* WRITTEN INSTRUCTION
Could you repeat the data below word for word, from the line with "stripe xyxy=(142,92,144,162)" up to and including the line with "stripe xyxy=(100,92,102,162)", and nothing more?

•••

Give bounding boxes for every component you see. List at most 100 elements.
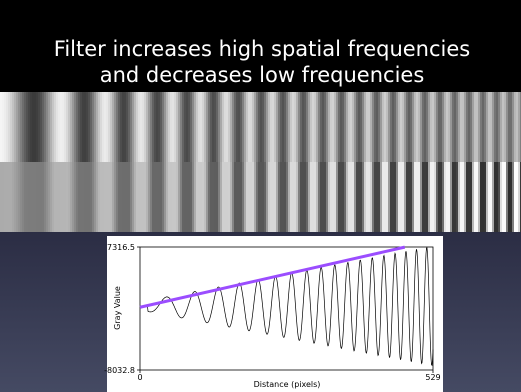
stripe xyxy=(142,92,144,162)
stripe xyxy=(50,92,52,162)
stripe xyxy=(358,92,360,162)
stripe xyxy=(508,92,510,162)
stripe xyxy=(52,92,54,162)
stripe xyxy=(496,92,498,162)
stripe xyxy=(490,92,492,162)
stripe xyxy=(266,92,268,162)
stripe xyxy=(386,162,388,232)
stripe xyxy=(122,92,124,162)
stripe xyxy=(364,162,366,232)
stripe xyxy=(442,162,444,232)
title-line: and decreases low frequencies xyxy=(100,63,425,87)
stripe xyxy=(418,162,420,232)
stripe xyxy=(370,92,372,162)
stripe xyxy=(38,92,40,162)
stripe xyxy=(518,162,520,232)
stripe xyxy=(132,92,134,162)
stripe xyxy=(192,162,194,232)
stripe xyxy=(296,92,298,162)
stripe xyxy=(34,162,36,232)
stripe xyxy=(406,92,408,162)
stripe xyxy=(154,162,156,232)
stripe xyxy=(438,162,440,232)
stripe xyxy=(338,162,340,232)
stripe xyxy=(436,162,438,232)
stripe xyxy=(184,162,186,232)
stripe xyxy=(272,162,274,232)
stripe xyxy=(216,92,218,162)
stripe xyxy=(48,162,50,232)
stripe xyxy=(168,92,170,162)
stripe xyxy=(2,92,4,162)
stripe xyxy=(262,92,264,162)
stripe xyxy=(80,162,82,232)
stripe xyxy=(284,92,286,162)
stripe xyxy=(116,92,118,162)
stripe xyxy=(228,162,230,232)
stripe xyxy=(474,162,476,232)
stripe xyxy=(204,162,206,232)
stripe xyxy=(404,162,406,232)
stripe xyxy=(354,162,356,232)
stripe xyxy=(444,92,446,162)
stripe xyxy=(120,162,122,232)
stripe xyxy=(66,162,68,232)
stripe xyxy=(2,162,4,232)
stripe xyxy=(300,92,302,162)
stripe xyxy=(472,92,474,162)
stripe xyxy=(514,92,516,162)
stripe xyxy=(192,92,194,162)
stripe xyxy=(450,92,452,162)
stripe xyxy=(458,92,460,162)
stripe xyxy=(104,92,106,162)
stripe xyxy=(448,162,450,232)
stripe xyxy=(68,162,70,232)
stripe xyxy=(160,162,162,232)
stripe xyxy=(32,92,34,162)
stripe xyxy=(64,162,66,232)
stripe xyxy=(390,92,392,162)
stripe xyxy=(228,92,230,162)
stripe xyxy=(362,162,364,232)
stripe xyxy=(106,162,108,232)
stripe xyxy=(100,92,102,162)
stripe xyxy=(308,162,310,232)
stripe xyxy=(176,162,178,232)
stripe xyxy=(44,162,46,232)
stripe xyxy=(378,162,380,232)
stripe xyxy=(220,92,222,162)
stripe xyxy=(28,162,30,232)
stripe xyxy=(398,162,400,232)
stripe xyxy=(412,162,414,232)
stripe xyxy=(320,92,322,162)
stripe xyxy=(38,162,40,232)
stripe xyxy=(170,162,172,232)
stripe xyxy=(90,162,92,232)
stripe xyxy=(174,92,176,162)
stripe xyxy=(418,92,420,162)
stripe xyxy=(346,162,348,232)
stripe xyxy=(78,162,80,232)
stripe xyxy=(134,92,136,162)
stripe xyxy=(374,92,376,162)
stripe xyxy=(248,162,250,232)
stripe xyxy=(382,92,384,162)
stripe xyxy=(462,162,464,232)
stripe xyxy=(348,92,350,162)
stripe xyxy=(282,162,284,232)
stripe xyxy=(182,92,184,162)
stripe xyxy=(338,92,340,162)
stripe xyxy=(434,162,436,232)
stripe xyxy=(60,92,62,162)
stripe xyxy=(206,162,208,232)
stripe xyxy=(102,162,104,232)
stripe xyxy=(480,162,482,232)
stripe xyxy=(84,162,86,232)
stripe xyxy=(30,92,32,162)
stripe xyxy=(316,92,318,162)
stripe xyxy=(304,92,306,162)
stripe xyxy=(46,162,48,232)
stripe xyxy=(420,92,422,162)
stripe xyxy=(506,92,508,162)
stripe xyxy=(116,162,118,232)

•••

* ANSWER BELOW
stripe xyxy=(142,92,144,162)
stripe xyxy=(50,92,52,162)
stripe xyxy=(358,92,360,162)
stripe xyxy=(508,92,510,162)
stripe xyxy=(52,92,54,162)
stripe xyxy=(496,92,498,162)
stripe xyxy=(490,92,492,162)
stripe xyxy=(266,92,268,162)
stripe xyxy=(386,162,388,232)
stripe xyxy=(122,92,124,162)
stripe xyxy=(364,162,366,232)
stripe xyxy=(442,162,444,232)
title-line: and decreases low frequencies xyxy=(100,63,425,87)
stripe xyxy=(418,162,420,232)
stripe xyxy=(370,92,372,162)
stripe xyxy=(38,92,40,162)
stripe xyxy=(518,162,520,232)
stripe xyxy=(132,92,134,162)
stripe xyxy=(192,162,194,232)
stripe xyxy=(296,92,298,162)
stripe xyxy=(34,162,36,232)
stripe xyxy=(406,92,408,162)
stripe xyxy=(154,162,156,232)
stripe xyxy=(438,162,440,232)
stripe xyxy=(338,162,340,232)
stripe xyxy=(436,162,438,232)
stripe xyxy=(184,162,186,232)
stripe xyxy=(272,162,274,232)
stripe xyxy=(216,92,218,162)
stripe xyxy=(48,162,50,232)
stripe xyxy=(168,92,170,162)
stripe xyxy=(2,92,4,162)
stripe xyxy=(262,92,264,162)
stripe xyxy=(80,162,82,232)
stripe xyxy=(284,92,286,162)
stripe xyxy=(116,92,118,162)
stripe xyxy=(228,162,230,232)
stripe xyxy=(474,162,476,232)
stripe xyxy=(204,162,206,232)
stripe xyxy=(404,162,406,232)
stripe xyxy=(354,162,356,232)
stripe xyxy=(444,92,446,162)
stripe xyxy=(120,162,122,232)
stripe xyxy=(66,162,68,232)
stripe xyxy=(2,162,4,232)
stripe xyxy=(300,92,302,162)
stripe xyxy=(472,92,474,162)
stripe xyxy=(514,92,516,162)
stripe xyxy=(192,92,194,162)
stripe xyxy=(450,92,452,162)
stripe xyxy=(458,92,460,162)
stripe xyxy=(104,92,106,162)
stripe xyxy=(448,162,450,232)
stripe xyxy=(68,162,70,232)
stripe xyxy=(160,162,162,232)
stripe xyxy=(32,92,34,162)
stripe xyxy=(64,162,66,232)
stripe xyxy=(390,92,392,162)
stripe xyxy=(228,92,230,162)
stripe xyxy=(362,162,364,232)
stripe xyxy=(106,162,108,232)
stripe xyxy=(100,92,102,162)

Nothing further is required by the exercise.